Stored data

━━━━━━

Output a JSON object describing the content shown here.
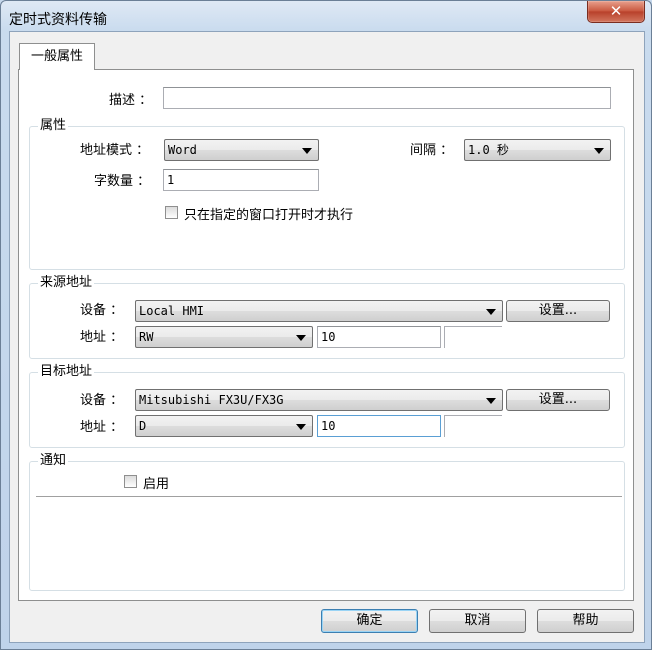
{
  "window": {
    "title": "定时式资料传输",
    "close_glyph": "✕"
  },
  "tab": {
    "label": "一般属性"
  },
  "description": {
    "label": "描述 ：",
    "value": ""
  },
  "properties": {
    "title": "属性",
    "address_mode_label": "地址模式 ：",
    "address_mode_value": "Word",
    "interval_label": "间隔 ：",
    "interval_value": "1.0  秒",
    "word_count_label": "字数量 ：",
    "word_count_value": "1",
    "only_window_label": "只在指定的窗口打开时才执行"
  },
  "source": {
    "title": "来源地址",
    "device_label": "设备 ：",
    "device_value": "Local HMI",
    "settings_label": "设置...",
    "address_label": "地址 ：",
    "address_type": "RW",
    "address_value": "10"
  },
  "target": {
    "title": "目标地址",
    "device_label": "设备 ：",
    "device_value": "Mitsubishi FX3U/FX3G",
    "settings_label": "设置...",
    "address_label": "地址 ：",
    "address_type": "D",
    "address_value": "10"
  },
  "notify": {
    "title": "通知",
    "enable_label": "启用"
  },
  "footer": {
    "ok_label": "确定",
    "cancel_label": "取消",
    "help_label": "帮助"
  }
}
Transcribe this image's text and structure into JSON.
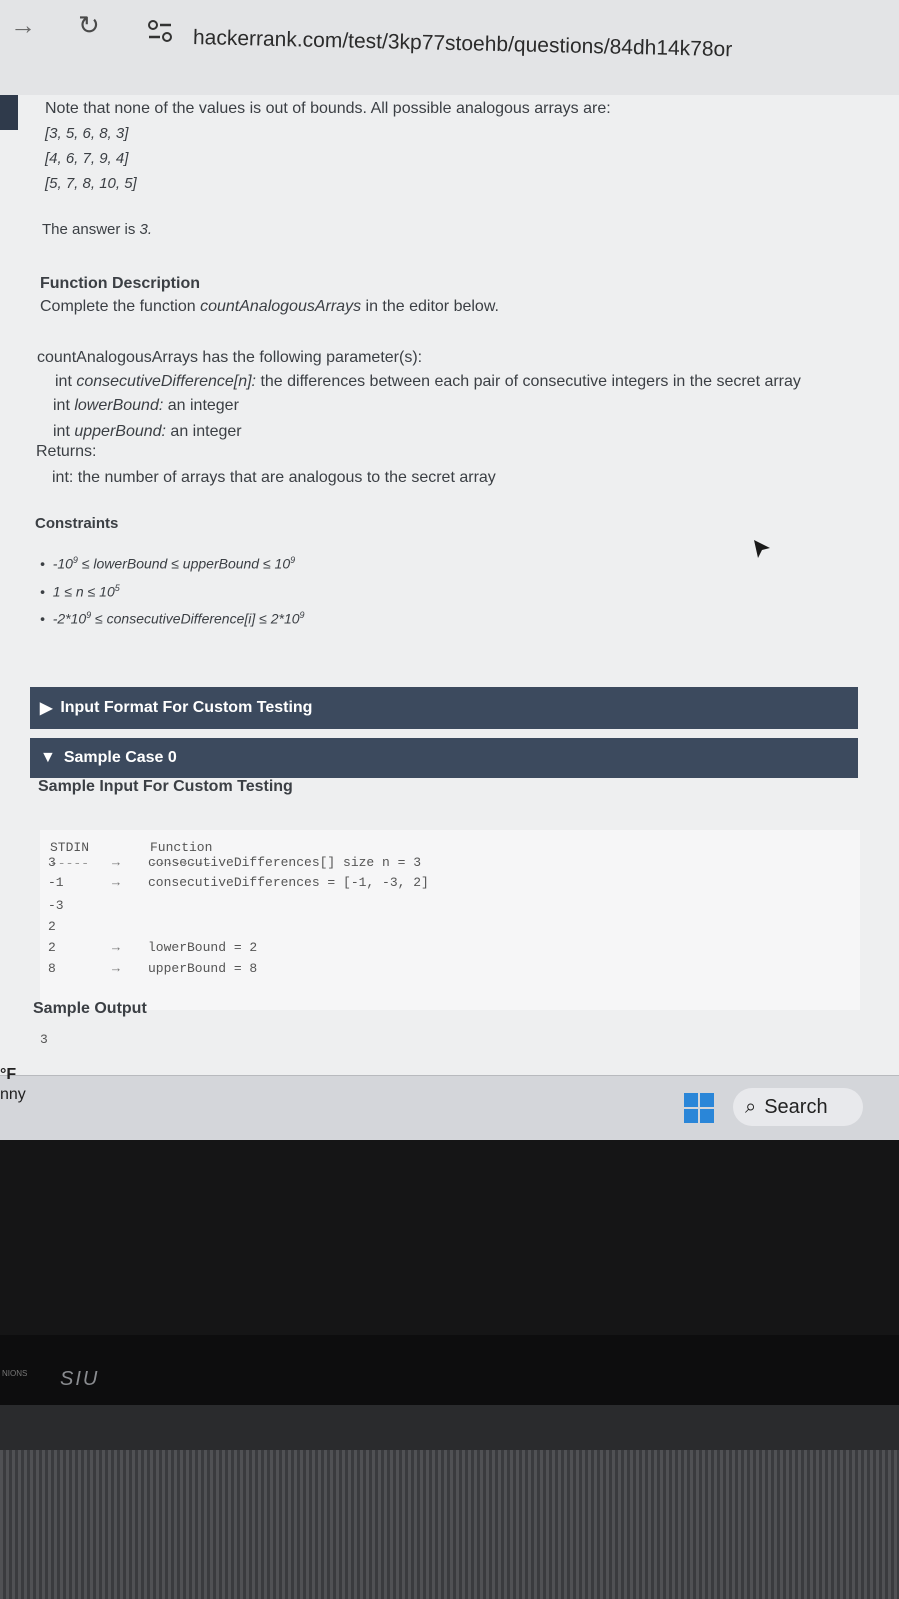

━━━━━━

Aim of the task
Gather every line containing the word "JSON" and copy it.

Final result
Output a JSON object describing the content shown here.
Transcribe this image's text and structure into JSON.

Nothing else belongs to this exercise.